>>>

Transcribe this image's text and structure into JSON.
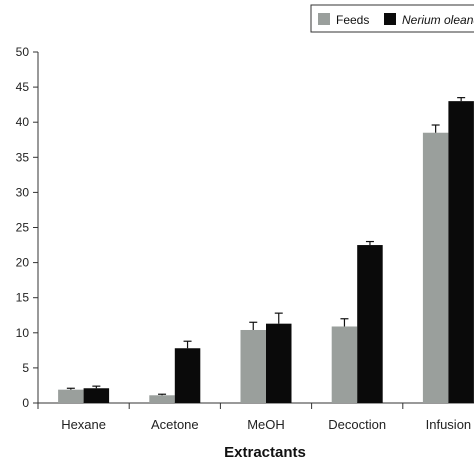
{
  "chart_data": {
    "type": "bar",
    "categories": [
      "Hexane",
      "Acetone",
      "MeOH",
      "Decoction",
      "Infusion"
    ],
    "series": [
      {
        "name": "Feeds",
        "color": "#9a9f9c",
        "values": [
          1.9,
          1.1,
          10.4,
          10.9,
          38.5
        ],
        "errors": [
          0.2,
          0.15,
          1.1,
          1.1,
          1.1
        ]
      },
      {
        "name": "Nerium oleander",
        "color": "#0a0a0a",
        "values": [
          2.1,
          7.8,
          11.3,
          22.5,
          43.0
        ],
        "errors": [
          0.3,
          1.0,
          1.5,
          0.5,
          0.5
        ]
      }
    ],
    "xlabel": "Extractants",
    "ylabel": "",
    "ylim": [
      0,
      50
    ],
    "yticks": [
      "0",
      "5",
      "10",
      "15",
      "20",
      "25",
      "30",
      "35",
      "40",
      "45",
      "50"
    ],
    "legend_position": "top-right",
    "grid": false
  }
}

<<<

YOUR GOAL:
Images must not appear in the copy; reproduce everything else in the records verbatim.

FULL ANSWER:
Transcribe this image's text and structure into JSON.
{
  "chart_data": {
    "type": "bar",
    "categories": [
      "Hexane",
      "Acetone",
      "MeOH",
      "Decoction",
      "Infusion"
    ],
    "series": [
      {
        "name": "Feeds",
        "color": "#9a9f9c",
        "values": [
          1.9,
          1.1,
          10.4,
          10.9,
          38.5
        ],
        "errors": [
          0.2,
          0.15,
          1.1,
          1.1,
          1.1
        ]
      },
      {
        "name": "Nerium oleander",
        "color": "#0a0a0a",
        "values": [
          2.1,
          7.8,
          11.3,
          22.5,
          43.0
        ],
        "errors": [
          0.3,
          1.0,
          1.5,
          0.5,
          0.5
        ]
      }
    ],
    "xlabel": "Extractants",
    "ylabel": "",
    "ylim": [
      0,
      50
    ],
    "yticks": [
      "0",
      "5",
      "10",
      "15",
      "20",
      "25",
      "30",
      "35",
      "40",
      "45",
      "50"
    ],
    "legend_position": "top-right",
    "grid": false
  }
}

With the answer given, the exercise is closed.